• [Aim of the task] Reproduce verbatim the lines running from the line containing "value-label: $143.3 <box>808" up to and including the line containing "bar <box>355 331 378 528</box>".

• [Dataset content]
☆ ☆ ☆ ☆ ☆ ☆ ☆

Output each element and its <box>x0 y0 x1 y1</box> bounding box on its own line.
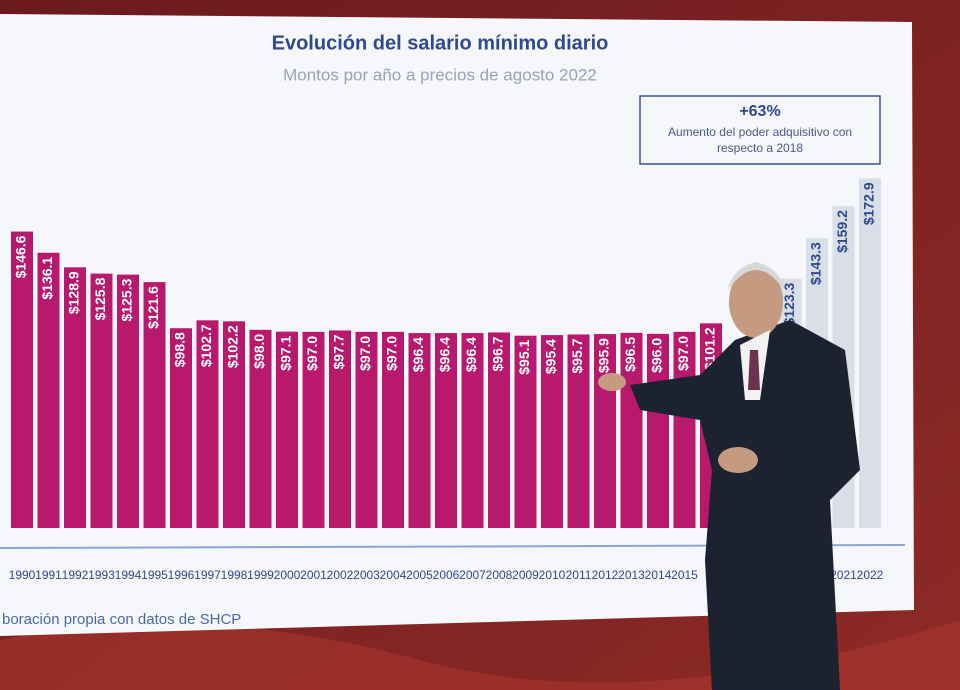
value-label: $143.3 <box>808 242 824 285</box>
value-label: $128.9 <box>66 271 82 314</box>
bar <box>461 333 484 528</box>
bar <box>64 267 86 528</box>
x-tick-label: 1993 <box>88 568 115 582</box>
x-tick-label: 2005 <box>406 568 433 582</box>
x-tick-label: 1990 <box>9 568 36 582</box>
bar <box>435 333 457 528</box>
x-tick-label: 2012 <box>592 568 619 582</box>
x-tick-label: 2011 <box>566 568 592 582</box>
value-label: $96.4 <box>437 337 453 372</box>
bar <box>90 273 113 528</box>
value-label: $125.8 <box>92 277 108 320</box>
x-tick-label: 1999 <box>247 568 274 582</box>
bar <box>11 231 33 528</box>
x-tick-label: 1995 <box>141 568 168 582</box>
value-label: $97.0 <box>357 336 373 371</box>
bar <box>514 335 537 528</box>
person-head <box>729 266 783 338</box>
x-tick-label: 1998 <box>221 568 248 582</box>
x-tick-label: 2010 <box>539 568 566 582</box>
bar <box>859 178 881 528</box>
x-tick-label: 2002 <box>327 568 354 582</box>
person-hair <box>728 262 784 290</box>
bar <box>196 320 219 528</box>
x-tick-label: 2009 <box>512 568 539 582</box>
x-tick-label: 2001 <box>300 568 327 582</box>
x-tick-label: 2003 <box>353 568 380 582</box>
bar <box>37 252 60 528</box>
bar <box>302 331 325 528</box>
value-label: $101.2 <box>702 327 718 370</box>
value-label: $95.7 <box>569 338 585 373</box>
x-tick-label: 1991 <box>35 568 62 582</box>
value-label: $96.5 <box>622 337 638 372</box>
bar <box>329 330 351 528</box>
bar <box>223 321 245 528</box>
bar <box>382 331 404 528</box>
person <box>598 262 860 690</box>
bar <box>355 331 378 528</box>
annotation-headline: +63% <box>739 103 780 120</box>
x-tick-label: 2007 <box>459 568 486 582</box>
annotation-text: Aumento del poder adquisitivo con respec… <box>667 125 853 155</box>
x-tick-label: 1997 <box>194 568 221 582</box>
x-tick-label: 2008 <box>486 568 513 582</box>
person-tie <box>748 350 760 390</box>
value-label: $96.4 <box>410 337 426 372</box>
bar <box>567 334 590 528</box>
bar <box>143 282 166 528</box>
value-label: $98.8 <box>172 332 188 367</box>
value-label: $98.0 <box>251 334 267 369</box>
value-label: $97.0 <box>675 336 691 371</box>
value-label: $146.6 <box>13 235 29 278</box>
x-tick-label: 2022 <box>857 568 884 582</box>
value-label: $95.9 <box>596 338 612 373</box>
value-label: $159.2 <box>834 210 850 253</box>
value-label: $102.7 <box>198 324 214 367</box>
x-tick-label: 1996 <box>168 568 195 582</box>
chart-title: Evolución del salario mínimo diario <box>272 32 609 54</box>
x-tick-label: 2013 <box>618 568 645 582</box>
x-tick-label: 2021 <box>830 568 857 582</box>
value-label: $97.0 <box>304 336 320 371</box>
x-tick-label: 2014 <box>645 568 672 582</box>
value-label: $97.7 <box>331 334 347 369</box>
value-label: $96.0 <box>649 338 665 373</box>
value-label: $136.1 <box>39 257 55 300</box>
bar <box>249 329 272 528</box>
x-tick-label: 2004 <box>380 568 407 582</box>
person-suit <box>630 320 860 690</box>
bar <box>488 332 510 528</box>
value-label: $97.1 <box>278 335 294 370</box>
bar <box>170 328 192 528</box>
bar <box>408 333 431 528</box>
value-label: $95.1 <box>516 339 532 374</box>
person-hand <box>718 447 758 473</box>
value-label: $123.3 <box>781 282 797 325</box>
value-label: $95.4 <box>543 339 559 374</box>
source-note: boración propia con datos de SHCP <box>2 611 241 628</box>
backdrop-pattern <box>0 620 960 690</box>
value-label: $121.6 <box>145 286 161 329</box>
x-tick-label: 2006 <box>433 568 460 582</box>
person-hand <box>598 373 626 391</box>
bar <box>117 274 139 528</box>
annotation-box <box>639 95 881 165</box>
x-tick-label: 1994 <box>115 568 142 582</box>
value-label: $125.3 <box>119 278 135 321</box>
value-label: $102.2 <box>225 325 241 368</box>
x-tick-label: 1992 <box>62 568 89 582</box>
x-tick-label: 2015 <box>671 568 698 582</box>
value-label: $96.7 <box>490 336 506 371</box>
annotation-wrap: Aumento del poder adquisitivo con respec… <box>667 125 853 155</box>
bar <box>276 331 298 528</box>
value-label: $172.9 <box>861 182 877 225</box>
value-label: $96.4 <box>463 337 479 372</box>
chart-subtitle: Montos por año a precios de agosto 2022 <box>283 65 597 84</box>
x-tick-label: 2000 <box>274 568 301 582</box>
value-label: $97.0 <box>384 336 400 371</box>
bar <box>541 335 563 528</box>
bar <box>620 332 643 528</box>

☆ ☆ ☆ ☆ ☆ ☆ ☆

• [Solution to this task]
value-label: $143.3 <box>808 242 824 285</box>
value-label: $128.9 <box>66 271 82 314</box>
bar <box>461 333 484 528</box>
bar <box>64 267 86 528</box>
x-tick-label: 1993 <box>88 568 115 582</box>
x-tick-label: 2005 <box>406 568 433 582</box>
x-tick-label: 1990 <box>9 568 36 582</box>
bar <box>435 333 457 528</box>
x-tick-label: 2012 <box>592 568 619 582</box>
x-tick-label: 2011 <box>566 568 592 582</box>
value-label: $96.4 <box>437 337 453 372</box>
bar <box>90 273 113 528</box>
value-label: $125.8 <box>92 277 108 320</box>
x-tick-label: 1999 <box>247 568 274 582</box>
bar <box>11 231 33 528</box>
x-tick-label: 1995 <box>141 568 168 582</box>
value-label: $97.0 <box>357 336 373 371</box>
bar <box>514 335 537 528</box>
person-head <box>729 266 783 338</box>
x-tick-label: 1998 <box>221 568 248 582</box>
x-tick-label: 2010 <box>539 568 566 582</box>
bar <box>859 178 881 528</box>
x-tick-label: 2002 <box>327 568 354 582</box>
person-hair <box>728 262 784 290</box>
bar <box>196 320 219 528</box>
x-tick-label: 2009 <box>512 568 539 582</box>
x-tick-label: 2001 <box>300 568 327 582</box>
x-tick-label: 2003 <box>353 568 380 582</box>
bar <box>37 252 60 528</box>
bar <box>302 331 325 528</box>
value-label: $101.2 <box>702 327 718 370</box>
value-label: $95.7 <box>569 338 585 373</box>
x-tick-label: 1991 <box>35 568 62 582</box>
value-label: $96.5 <box>622 337 638 372</box>
bar <box>329 330 351 528</box>
bar <box>223 321 245 528</box>
bar <box>382 331 404 528</box>
person <box>598 262 860 690</box>
bar <box>355 331 378 528</box>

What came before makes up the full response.